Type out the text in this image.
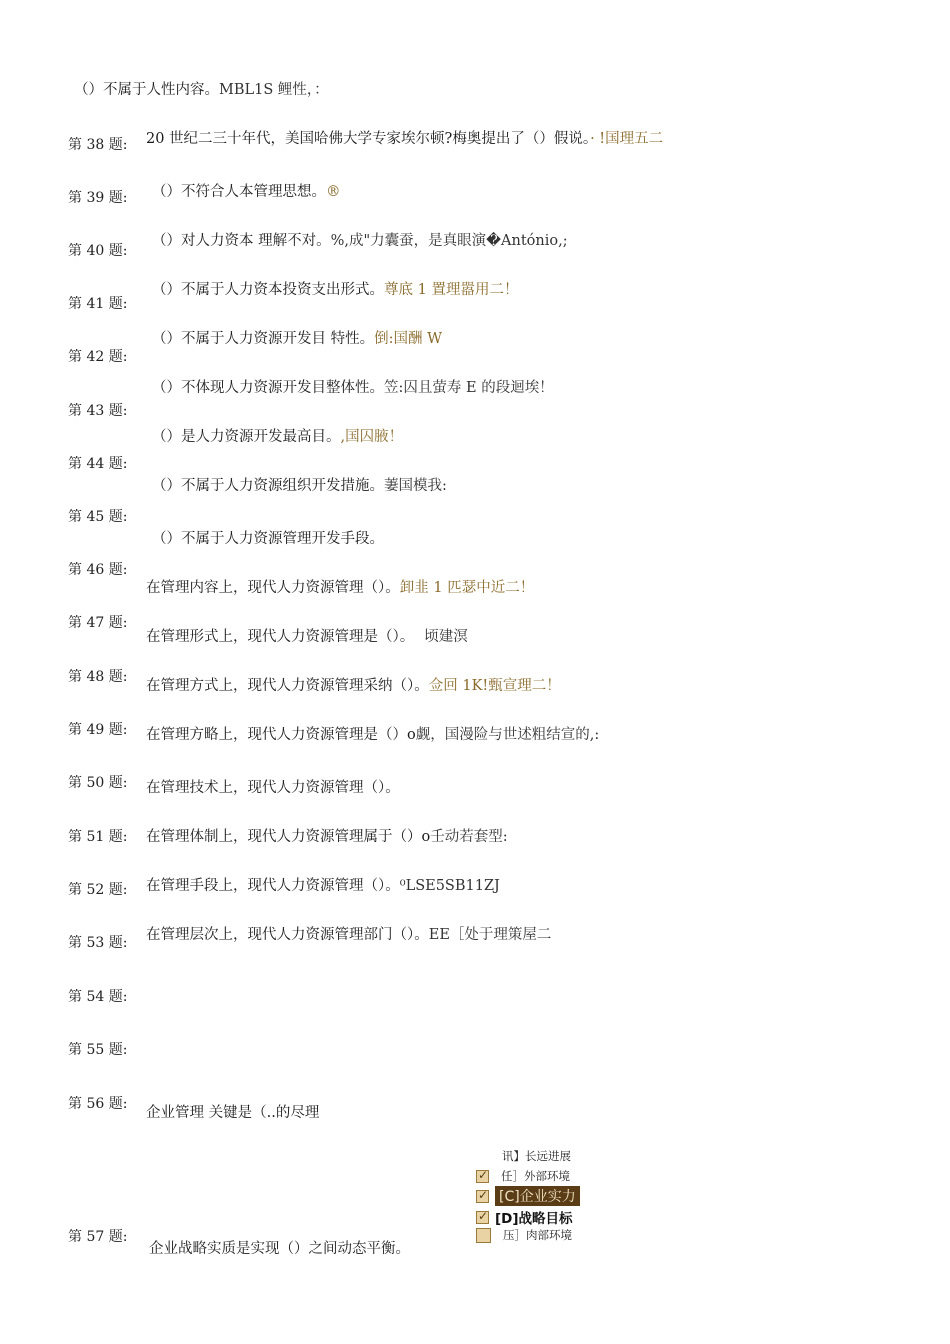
（）不属于人性内容。MBL1S 鲤性，：
第 38 题: 20 世纪二三十年代，美国哈佛大学专家埃尔顿?梅奥提出了（）假说。· !国理五二
第 39 题: （）不符合人本管理思想。®
第 40 题:
（）对人力资本 理解不对。%,成"力囊蚕，是真眼演�António,;
第 41 题:
（）不属于人力资本投资支出形式。尊底 1 置理嚣用二！
第 42 题:
（）不属于人力资源开发目 特性。倒:国酬 W
第 43 题:
（）不体现人力资源开发目整体性。笠:囚且萤寿 E 的段迴埃！
第 44 题:
（）是人力资源开发最高目。,国囚腋！
第 45 题:
（）不属于人力资源组织开发措施。萋国模我:
第 46 题:
（）不属于人力资源管理开发手段。
第 47 题:
在管理内容上，现代人力资源管理（）。卸韭 1 匹瑟中近二！
第 48 题:
在管理形式上，现代人力资源管理是（）。 顷建溟
第 49 题:
在管理方式上，现代人力资源管理采纳（）。佥回 1K!甄宣理二！
第 50 题:
在管理方略上，现代人力资源管理是（）o觑，国漫险与世述粗结宣的,:
第 51 题:
在管理技术上，现代人力资源管理（）。
第 52 题:
在管理体制上，现代人力资源管理属于（）o壬动若套型:
第 53 题:
在管理手段上，现代人力资源管理（）。⁰LSE5SB11ZJ
第 54 题:
在管理层次上，现代人力资源管理部门（）。EE［处于理策屋二
第 55 题:
第 56 题:
企业管理 关键是（..的尽理
第 57 题:
企业战略实质是实现（）之间动态平衡。
讯】长远进展
✓
任］外部环境
✓
[C]企业实力
✓
[D]战略目标
压］肉部环境
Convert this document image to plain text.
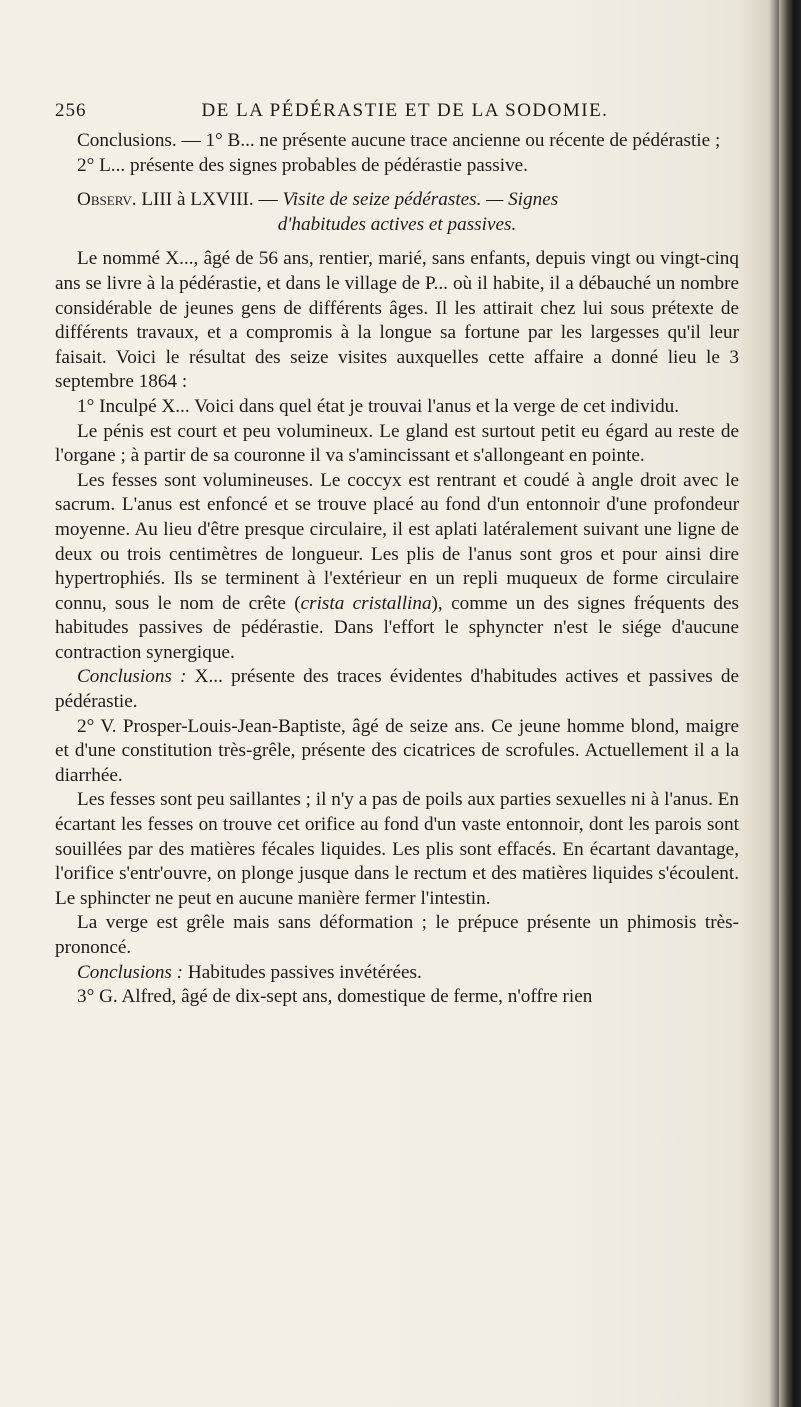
256	DE LA PÉDÉRASTIE ET DE LA SODOMIE.

Conclusions. — 1° B... ne présente aucune trace ancienne ou récente de pédérastie ;

2° L... présente des signes probables de pédérastie passive.

Observ. LIII à LXVIII. — Visite de seize pédérastes. — Signes

d'habitudes actives et passives.

Le nommé X..., âgé de 56 ans, rentier, marié, sans enfants, depuis vingt ou vingt-cinq ans se livre à la pédérastie, et dans le village de P... où il habite, il a débauché un nombre considérable de jeunes gens de différents âges. Il les attirait chez lui sous prétexte de différents travaux, et a compromis à la longue sa fortune par les largesses qu'il leur faisait. Voici le résultat des seize visites auxquelles cette affaire a donné lieu le 3 septembre 1864 :

1° Inculpé X... Voici dans quel état je trouvai l'anus et la verge de cet individu.

Le pénis est court et peu volumineux. Le gland est surtout petit eu égard au reste de l'organe ; à partir de sa couronne il va s'amincissant et s'allongeant en pointe.

Les fesses sont volumineuses. Le coccyx est rentrant et coudé à angle droit avec le sacrum. L'anus est enfoncé et se trouve placé au fond d'un entonnoir d'une profondeur moyenne. Au lieu d'être presque circulaire, il est aplati latéralement suivant une ligne de deux ou trois centimètres de longueur. Les plis de l'anus sont gros et pour ainsi dire hypertrophiés. Ils se terminent à l'extérieur en un repli muqueux de forme circulaire connu, sous le nom de crête (crista cristallina), comme un des signes fréquents des habitudes passives de pédérastie. Dans l'effort le sphyncter n'est le siége d'aucune contraction synergique.

Conclusions : X... présente des traces évidentes d'habitudes actives et passives de pédérastie.

2° V. Prosper-Louis-Jean-Baptiste, âgé de seize ans. Ce jeune homme blond, maigre et d'une constitution très-grêle, présente des cicatrices de scrofules. Actuellement il a la diarrhée.

Les fesses sont peu saillantes ; il n'y a pas de poils aux parties sexuelles ni à l'anus. En écartant les fesses on trouve cet orifice au fond d'un vaste entonnoir, dont les parois sont souillées par des matières fécales liquides. Les plis sont effacés. En écartant davantage, l'orifice s'entr'ouvre, on plonge jusque dans le rectum et des matières liquides s'écoulent. Le sphincter ne peut en aucune manière fermer l'intestin.

La verge est grêle mais sans déformation ; le prépuce présente un phimosis très-prononcé.

Conclusions : Habitudes passives invétérées.

3° G. Alfred, âgé de dix-sept ans, domestique de ferme, n'offre rien
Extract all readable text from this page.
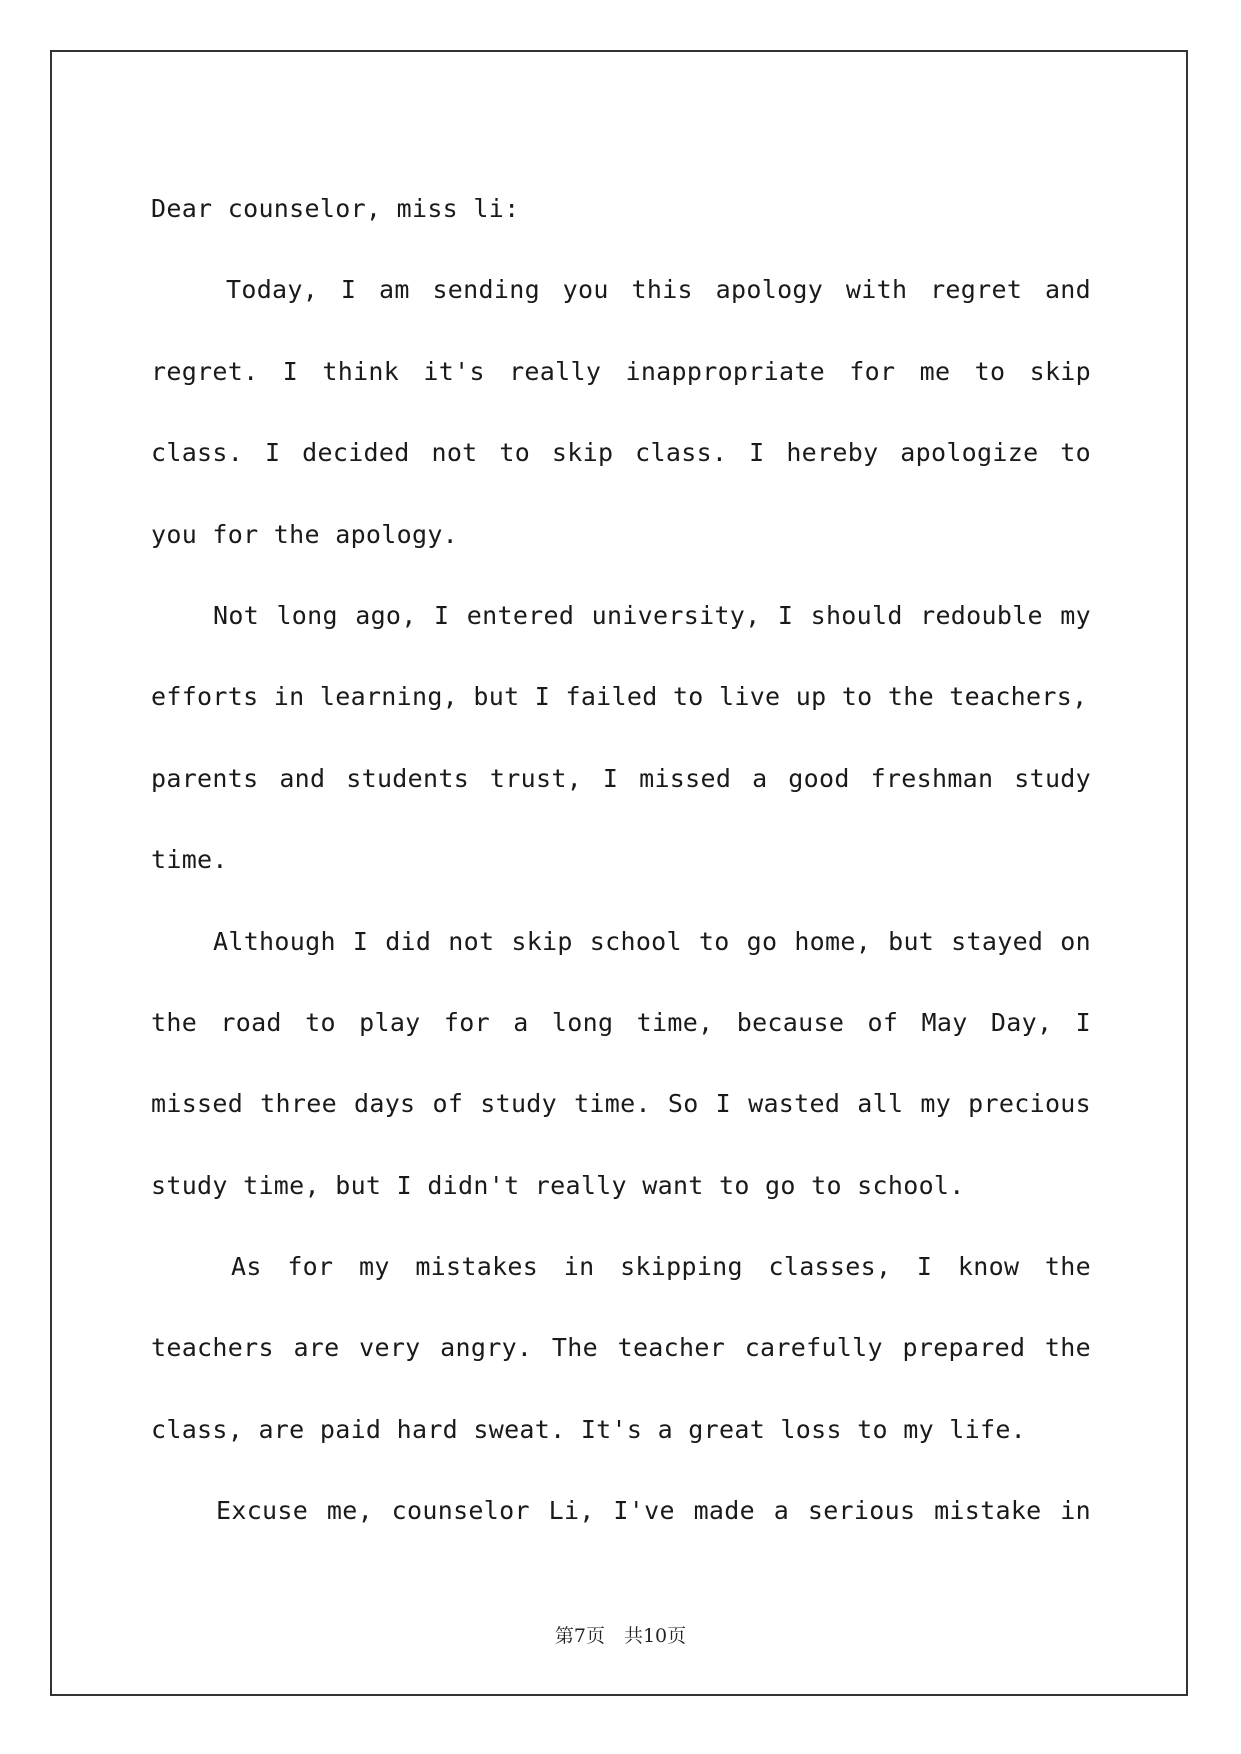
Dear counselor, miss li:
Today, I am sending you this apology with regret and
regret. I think it's really inappropriate for me to skip
class. I decided not to skip class. I hereby apologize to
you for the apology.
Not long ago, I entered university, I should redouble my
efforts in learning, but I failed to live up to the teachers,
parents and students trust, I missed a good freshman study
time.
Although I did not skip school to go home, but stayed on
the road to play for a long time, because of May Day, I
missed three days of study time. So I wasted all my precious
study time, but I didn't really want to go to school.
As for my mistakes in skipping classes, I know the
teachers are very angry. The teacher carefully prepared the
class, are paid hard sweat. It's a great loss to my life.
Excuse me, counselor Li, I've made a serious mistake in
第7页　共10页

(WRITTEN INSTRUCTION): Print each of the records above exactly as written, leaving no picture in the copy.

(TASK RESULT):
Type out the text in this image.
（）不属于人性内容。MBL1S 鲤性，：
第 38 题: 20 世纪二三十年代，美国哈佛大学专家埃尔顿?梅奥提出了（）假说。· !国理五二
第 39 题: （）不符合人本管理思想。®
第 40 题:
（）对人力资本 理解不对。%,成"力囊蚕，是真眼演�António,;
第 41 题:
（）不属于人力资本投资支出形式。尊底 1 置理嚣用二！
第 42 题:
（）不属于人力资源开发目 特性。倒:国酬 W
第 43 题:
（）不体现人力资源开发目整体性。笠:囚且萤寿 E 的段迴埃！
第 44 题:
（）是人力资源开发最高目。,国囚腋！
第 45 题:
（）不属于人力资源组织开发措施。萋国模我:
第 46 题:
（）不属于人力资源管理开发手段。
第 47 题:
在管理内容上，现代人力资源管理（）。卸韭 1 匹瑟中近二！
第 48 题:
在管理形式上，现代人力资源管理是（）。 顷建溟
第 49 题:
在管理方式上，现代人力资源管理采纳（）。佥回 1K!甄宣理二！
第 50 题:
在管理方略上，现代人力资源管理是（）o觑，国漫险与世述粗结宣的,:
第 51 题:
在管理技术上，现代人力资源管理（）。
第 52 题:
在管理体制上，现代人力资源管理属于（）o壬动若套型:
第 53 题:
在管理手段上，现代人力资源管理（）。⁰LSE5SB11ZJ
第 54 题:
在管理层次上，现代人力资源管理部门（）。EE［处于理策屋二
第 55 题:
第 56 题:
企业管理 关键是（..的尽理
第 57 题:
企业战略实质是实现（）之间动态平衡。
讯】长远进展
✓
任］外部环境
✓
[C]企业实力
✓
[D]战略目标
压］肉部环境
Convert this document image to plain text.
256	DE LA PÉDÉRASTIE ET DE LA SODOMIE.

Conclusions. — 1° B... ne présente aucune trace ancienne ou récente de pédérastie ;

2° L... présente des signes probables de pédérastie passive.

Observ. LIII à LXVIII. — Visite de seize pédérastes. — Signes

d'habitudes actives et passives.

Le nommé X..., âgé de 56 ans, rentier, marié, sans enfants, depuis vingt ou vingt-cinq ans se livre à la pédérastie, et dans le village de P... où il habite, il a débauché un nombre considérable de jeunes gens de différents âges. Il les attirait chez lui sous prétexte de différents travaux, et a compromis à la longue sa fortune par les largesses qu'il leur faisait. Voici le résultat des seize visites auxquelles cette affaire a donné lieu le 3 septembre 1864 :

1° Inculpé X... Voici dans quel état je trouvai l'anus et la verge de cet individu.

Le pénis est court et peu volumineux. Le gland est surtout petit eu égard au reste de l'organe ; à partir de sa couronne il va s'amincissant et s'allongeant en pointe.

Les fesses sont volumineuses. Le coccyx est rentrant et coudé à angle droit avec le sacrum. L'anus est enfoncé et se trouve placé au fond d'un entonnoir d'une profondeur moyenne. Au lieu d'être presque circulaire, il est aplati latéralement suivant une ligne de deux ou trois centimètres de longueur. Les plis de l'anus sont gros et pour ainsi dire hypertrophiés. Ils se terminent à l'extérieur en un repli muqueux de forme circulaire connu, sous le nom de crête (crista cristallina), comme un des signes fréquents des habitudes passives de pédérastie. Dans l'effort le sphyncter n'est le siége d'aucune contraction synergique.

Conclusions : X... présente des traces évidentes d'habitudes actives et passives de pédérastie.

2° V. Prosper-Louis-Jean-Baptiste, âgé de seize ans. Ce jeune homme blond, maigre et d'une constitution très-grêle, présente des cicatrices de scrofules. Actuellement il a la diarrhée.

Les fesses sont peu saillantes ; il n'y a pas de poils aux parties sexuelles ni à l'anus. En écartant les fesses on trouve cet orifice au fond d'un vaste entonnoir, dont les parois sont souillées par des matières fécales liquides. Les plis sont effacés. En écartant davantage, l'orifice s'entr'ouvre, on plonge jusque dans le rectum et des matières liquides s'écoulent. Le sphincter ne peut en aucune manière fermer l'intestin.

La verge est grêle mais sans déformation ; le prépuce présente un phimosis très-prononcé.

Conclusions : Habitudes passives invétérées.

3° G. Alfred, âgé de dix-sept ans, domestique de ferme, n'offre rien
Extract all readable text from this page.
Dear counselor, miss li:
Today, I am sending you this apology with regret and
regret. I think it's really inappropriate for me to skip
class. I decided not to skip class. I hereby apologize to
you for the apology.
Not long ago, I entered university, I should redouble my
efforts in learning, but I failed to live up to the teachers,
parents and students trust, I missed a good freshman study
time.
Although I did not skip school to go home, but stayed on
the road to play for a long time, because of May Day, I
missed three days of study time. So I wasted all my precious
study time, but I didn't really want to go to school.
As for my mistakes in skipping classes, I know the
teachers are very angry. The teacher carefully prepared the
class, are paid hard sweat. It's a great loss to my life.
Excuse me, counselor Li, I've made a serious mistake in
第7页　共10页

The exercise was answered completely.